----- PROVIDED DATA -----

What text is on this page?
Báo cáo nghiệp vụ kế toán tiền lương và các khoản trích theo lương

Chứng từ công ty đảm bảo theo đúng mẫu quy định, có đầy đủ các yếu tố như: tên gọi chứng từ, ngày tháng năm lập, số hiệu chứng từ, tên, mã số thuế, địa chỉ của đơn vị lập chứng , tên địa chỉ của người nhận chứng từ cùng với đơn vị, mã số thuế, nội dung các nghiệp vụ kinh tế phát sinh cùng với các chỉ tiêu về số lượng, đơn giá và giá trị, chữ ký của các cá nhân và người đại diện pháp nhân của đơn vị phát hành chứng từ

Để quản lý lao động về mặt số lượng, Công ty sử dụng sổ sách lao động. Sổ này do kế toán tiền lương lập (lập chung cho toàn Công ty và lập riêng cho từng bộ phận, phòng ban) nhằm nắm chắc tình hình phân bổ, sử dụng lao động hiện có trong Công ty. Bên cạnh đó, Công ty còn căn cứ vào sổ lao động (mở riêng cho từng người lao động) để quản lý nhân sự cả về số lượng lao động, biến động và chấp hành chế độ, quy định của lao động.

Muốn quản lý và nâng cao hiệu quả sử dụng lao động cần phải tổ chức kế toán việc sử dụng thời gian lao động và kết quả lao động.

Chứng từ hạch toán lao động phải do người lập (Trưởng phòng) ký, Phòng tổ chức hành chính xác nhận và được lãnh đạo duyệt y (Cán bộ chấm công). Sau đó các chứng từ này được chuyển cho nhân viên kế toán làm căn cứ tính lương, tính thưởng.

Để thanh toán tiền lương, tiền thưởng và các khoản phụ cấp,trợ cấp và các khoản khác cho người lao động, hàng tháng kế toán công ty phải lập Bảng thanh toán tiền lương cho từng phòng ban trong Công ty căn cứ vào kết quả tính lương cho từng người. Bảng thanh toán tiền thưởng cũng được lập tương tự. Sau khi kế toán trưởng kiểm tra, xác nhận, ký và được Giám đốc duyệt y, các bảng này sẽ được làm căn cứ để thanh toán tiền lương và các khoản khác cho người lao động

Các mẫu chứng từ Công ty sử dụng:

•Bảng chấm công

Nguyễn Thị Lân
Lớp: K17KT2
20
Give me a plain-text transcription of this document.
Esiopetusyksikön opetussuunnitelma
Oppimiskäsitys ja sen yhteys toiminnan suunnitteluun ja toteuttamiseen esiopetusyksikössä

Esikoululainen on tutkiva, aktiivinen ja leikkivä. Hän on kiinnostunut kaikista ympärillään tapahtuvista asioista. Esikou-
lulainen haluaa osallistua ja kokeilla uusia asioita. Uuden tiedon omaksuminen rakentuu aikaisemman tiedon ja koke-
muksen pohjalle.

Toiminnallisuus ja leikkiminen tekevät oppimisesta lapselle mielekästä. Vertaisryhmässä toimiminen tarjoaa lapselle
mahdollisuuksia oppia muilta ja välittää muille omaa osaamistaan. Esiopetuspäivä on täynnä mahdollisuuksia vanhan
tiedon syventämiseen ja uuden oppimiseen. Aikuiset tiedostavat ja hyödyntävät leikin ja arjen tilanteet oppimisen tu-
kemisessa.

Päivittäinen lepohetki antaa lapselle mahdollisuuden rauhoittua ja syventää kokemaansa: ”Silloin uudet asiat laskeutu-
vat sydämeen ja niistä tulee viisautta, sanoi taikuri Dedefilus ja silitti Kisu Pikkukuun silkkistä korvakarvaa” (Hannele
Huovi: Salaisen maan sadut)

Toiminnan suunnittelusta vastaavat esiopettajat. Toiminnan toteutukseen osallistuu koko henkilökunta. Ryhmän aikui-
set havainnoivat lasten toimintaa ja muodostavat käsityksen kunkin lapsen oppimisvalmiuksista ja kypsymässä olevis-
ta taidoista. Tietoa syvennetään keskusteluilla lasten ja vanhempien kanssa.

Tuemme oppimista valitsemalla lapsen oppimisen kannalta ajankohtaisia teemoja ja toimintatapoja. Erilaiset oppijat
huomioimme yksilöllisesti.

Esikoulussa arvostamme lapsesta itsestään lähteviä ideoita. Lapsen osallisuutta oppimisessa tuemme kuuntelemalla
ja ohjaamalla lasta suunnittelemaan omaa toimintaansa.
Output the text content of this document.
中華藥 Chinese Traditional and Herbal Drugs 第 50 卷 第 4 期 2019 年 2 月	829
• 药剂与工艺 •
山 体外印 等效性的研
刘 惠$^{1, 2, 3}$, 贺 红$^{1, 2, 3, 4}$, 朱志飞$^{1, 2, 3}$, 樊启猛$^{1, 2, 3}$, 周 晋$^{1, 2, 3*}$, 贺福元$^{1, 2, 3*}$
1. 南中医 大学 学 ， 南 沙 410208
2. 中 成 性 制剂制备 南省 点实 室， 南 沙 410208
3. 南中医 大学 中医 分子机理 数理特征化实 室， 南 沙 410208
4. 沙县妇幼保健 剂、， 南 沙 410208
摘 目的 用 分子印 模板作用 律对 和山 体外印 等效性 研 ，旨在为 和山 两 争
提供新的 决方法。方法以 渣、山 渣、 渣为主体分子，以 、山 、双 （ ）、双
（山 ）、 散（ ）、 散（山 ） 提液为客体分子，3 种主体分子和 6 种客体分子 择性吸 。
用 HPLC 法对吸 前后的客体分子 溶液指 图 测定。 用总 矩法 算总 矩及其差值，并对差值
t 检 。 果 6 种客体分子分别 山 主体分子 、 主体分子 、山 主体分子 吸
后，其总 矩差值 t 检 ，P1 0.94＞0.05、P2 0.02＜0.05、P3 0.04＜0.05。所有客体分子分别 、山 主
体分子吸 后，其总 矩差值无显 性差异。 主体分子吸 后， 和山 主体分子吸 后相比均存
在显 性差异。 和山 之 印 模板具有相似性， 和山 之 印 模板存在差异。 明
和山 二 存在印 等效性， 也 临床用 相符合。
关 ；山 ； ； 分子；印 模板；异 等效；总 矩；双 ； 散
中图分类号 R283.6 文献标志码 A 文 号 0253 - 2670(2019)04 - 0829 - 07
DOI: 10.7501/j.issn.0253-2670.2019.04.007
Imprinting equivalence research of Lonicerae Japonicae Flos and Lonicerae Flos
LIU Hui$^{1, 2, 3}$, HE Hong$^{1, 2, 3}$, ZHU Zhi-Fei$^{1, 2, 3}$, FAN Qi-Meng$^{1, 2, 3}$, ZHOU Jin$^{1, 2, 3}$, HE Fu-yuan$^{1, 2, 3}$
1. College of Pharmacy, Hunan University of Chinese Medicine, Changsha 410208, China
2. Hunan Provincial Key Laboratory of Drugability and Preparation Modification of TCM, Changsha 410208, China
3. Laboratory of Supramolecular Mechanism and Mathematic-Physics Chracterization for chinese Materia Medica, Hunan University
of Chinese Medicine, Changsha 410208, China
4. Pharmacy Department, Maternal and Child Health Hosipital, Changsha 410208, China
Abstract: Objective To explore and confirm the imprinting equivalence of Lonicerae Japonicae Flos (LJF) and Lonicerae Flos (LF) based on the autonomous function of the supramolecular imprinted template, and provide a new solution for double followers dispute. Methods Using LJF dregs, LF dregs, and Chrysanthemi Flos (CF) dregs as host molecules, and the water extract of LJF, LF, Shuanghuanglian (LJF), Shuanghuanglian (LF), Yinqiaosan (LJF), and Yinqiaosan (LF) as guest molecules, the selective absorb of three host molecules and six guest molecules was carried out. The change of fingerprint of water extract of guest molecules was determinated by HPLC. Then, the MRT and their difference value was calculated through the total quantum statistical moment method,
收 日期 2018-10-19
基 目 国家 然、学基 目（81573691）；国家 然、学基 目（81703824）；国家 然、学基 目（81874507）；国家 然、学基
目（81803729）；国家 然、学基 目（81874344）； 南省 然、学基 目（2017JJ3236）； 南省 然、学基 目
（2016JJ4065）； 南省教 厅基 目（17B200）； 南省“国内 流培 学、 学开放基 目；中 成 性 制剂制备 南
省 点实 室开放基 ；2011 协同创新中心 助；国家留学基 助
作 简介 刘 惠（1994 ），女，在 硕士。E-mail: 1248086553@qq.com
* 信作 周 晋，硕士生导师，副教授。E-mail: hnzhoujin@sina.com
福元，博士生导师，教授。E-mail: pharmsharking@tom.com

-----

_PROBLEM STATEMENT_. Pick out the lines above that hold the string "text" and show them.

_RESULT OF THE EXERCISE_.
What text is on this page?
Give me a plain-text transcription of this document.
Output the text content of this document.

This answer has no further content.